** To be done **
Scan each line of the records for the word "منهما" and extract the ones that have it.

[Some records]
** begin **

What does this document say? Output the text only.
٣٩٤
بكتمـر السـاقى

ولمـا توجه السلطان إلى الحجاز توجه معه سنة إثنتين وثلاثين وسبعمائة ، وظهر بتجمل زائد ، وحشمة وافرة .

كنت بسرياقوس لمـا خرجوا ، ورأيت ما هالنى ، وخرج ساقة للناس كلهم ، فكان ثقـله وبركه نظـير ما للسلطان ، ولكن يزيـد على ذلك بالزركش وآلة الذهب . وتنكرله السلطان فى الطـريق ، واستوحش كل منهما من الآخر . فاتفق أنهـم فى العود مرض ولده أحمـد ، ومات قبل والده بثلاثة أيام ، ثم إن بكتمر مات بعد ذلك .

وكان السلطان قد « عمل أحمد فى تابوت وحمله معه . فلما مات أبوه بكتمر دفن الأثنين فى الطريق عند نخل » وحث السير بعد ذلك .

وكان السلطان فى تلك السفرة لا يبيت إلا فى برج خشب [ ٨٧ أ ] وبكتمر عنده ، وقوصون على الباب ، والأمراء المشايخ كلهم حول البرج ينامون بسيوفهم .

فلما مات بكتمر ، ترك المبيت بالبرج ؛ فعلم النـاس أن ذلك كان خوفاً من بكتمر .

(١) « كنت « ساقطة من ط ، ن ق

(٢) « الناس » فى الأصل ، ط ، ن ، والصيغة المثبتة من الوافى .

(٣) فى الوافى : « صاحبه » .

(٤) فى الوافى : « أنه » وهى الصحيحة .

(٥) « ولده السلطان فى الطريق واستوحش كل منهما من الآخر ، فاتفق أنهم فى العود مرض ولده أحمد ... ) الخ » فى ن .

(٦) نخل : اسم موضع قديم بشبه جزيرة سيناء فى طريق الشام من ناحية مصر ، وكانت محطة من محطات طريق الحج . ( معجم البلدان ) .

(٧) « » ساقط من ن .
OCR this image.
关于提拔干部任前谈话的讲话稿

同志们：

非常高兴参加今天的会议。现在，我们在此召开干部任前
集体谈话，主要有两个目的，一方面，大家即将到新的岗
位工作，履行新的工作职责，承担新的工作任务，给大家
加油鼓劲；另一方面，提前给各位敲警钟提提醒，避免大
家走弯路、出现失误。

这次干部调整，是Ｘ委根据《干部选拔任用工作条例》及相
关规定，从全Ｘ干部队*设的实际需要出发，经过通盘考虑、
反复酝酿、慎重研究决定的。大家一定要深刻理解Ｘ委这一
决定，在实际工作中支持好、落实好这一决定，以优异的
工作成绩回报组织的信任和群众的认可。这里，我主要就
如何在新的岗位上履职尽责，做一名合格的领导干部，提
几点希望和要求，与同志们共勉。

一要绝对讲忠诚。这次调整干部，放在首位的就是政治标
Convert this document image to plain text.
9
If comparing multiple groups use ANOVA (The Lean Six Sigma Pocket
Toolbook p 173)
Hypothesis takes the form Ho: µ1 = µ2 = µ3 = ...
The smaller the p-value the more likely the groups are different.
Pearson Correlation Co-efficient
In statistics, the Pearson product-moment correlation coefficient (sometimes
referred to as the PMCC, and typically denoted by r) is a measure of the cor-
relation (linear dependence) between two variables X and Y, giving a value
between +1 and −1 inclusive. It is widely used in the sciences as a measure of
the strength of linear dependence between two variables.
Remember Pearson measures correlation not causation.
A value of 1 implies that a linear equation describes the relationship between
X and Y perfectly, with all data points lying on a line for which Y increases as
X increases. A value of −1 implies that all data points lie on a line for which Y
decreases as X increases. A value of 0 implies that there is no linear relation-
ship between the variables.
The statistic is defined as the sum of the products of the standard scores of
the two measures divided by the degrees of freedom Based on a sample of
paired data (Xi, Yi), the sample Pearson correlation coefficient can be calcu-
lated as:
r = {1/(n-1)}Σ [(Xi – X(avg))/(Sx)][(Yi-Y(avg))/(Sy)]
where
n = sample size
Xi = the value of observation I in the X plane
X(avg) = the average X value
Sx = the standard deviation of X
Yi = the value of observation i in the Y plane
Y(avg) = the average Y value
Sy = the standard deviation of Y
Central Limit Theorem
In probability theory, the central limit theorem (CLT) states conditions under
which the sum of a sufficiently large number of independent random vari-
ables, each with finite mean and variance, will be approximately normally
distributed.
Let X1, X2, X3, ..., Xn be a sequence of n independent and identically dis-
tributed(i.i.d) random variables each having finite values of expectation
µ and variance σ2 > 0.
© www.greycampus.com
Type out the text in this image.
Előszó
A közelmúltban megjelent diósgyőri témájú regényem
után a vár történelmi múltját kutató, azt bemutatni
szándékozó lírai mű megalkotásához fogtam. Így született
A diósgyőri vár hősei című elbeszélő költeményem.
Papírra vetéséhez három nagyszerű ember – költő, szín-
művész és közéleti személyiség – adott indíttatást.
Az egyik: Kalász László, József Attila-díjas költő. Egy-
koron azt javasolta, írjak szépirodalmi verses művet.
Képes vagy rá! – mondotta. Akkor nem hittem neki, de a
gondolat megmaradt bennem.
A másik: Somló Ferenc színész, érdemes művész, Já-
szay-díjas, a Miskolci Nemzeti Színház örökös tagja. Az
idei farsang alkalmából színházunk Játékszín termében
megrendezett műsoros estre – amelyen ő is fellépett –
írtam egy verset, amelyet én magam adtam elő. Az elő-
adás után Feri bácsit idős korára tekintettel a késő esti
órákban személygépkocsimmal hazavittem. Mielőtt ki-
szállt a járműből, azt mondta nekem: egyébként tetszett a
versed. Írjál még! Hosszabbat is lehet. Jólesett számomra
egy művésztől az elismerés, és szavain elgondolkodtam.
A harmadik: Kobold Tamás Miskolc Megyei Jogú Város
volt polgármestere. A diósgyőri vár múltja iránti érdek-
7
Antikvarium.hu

** end **

** Solution to the problem **
كنت بسرياقوس لمـا خرجوا ، ورأيت ما هالنى ، وخرج ساقة للناس كلهم ، فكان ثقـله وبركه نظـير ما للسلطان ، ولكن يزيـد على ذلك بالزركش وآلة الذهب . وتنكرله السلطان فى الطـريق ، واستوحش كل منهما من الآخر . فاتفق أنهـم فى العود مرض ولده أحمـد ، ومات قبل والده بثلاثة أيام ، ثم إن بكتمر مات بعد ذلك .
(٥) « ولده السلطان فى الطريق واستوحش كل منهما من الآخر ، فاتفق أنهم فى العود مرض ولده أحمد ... ) الخ » فى ن .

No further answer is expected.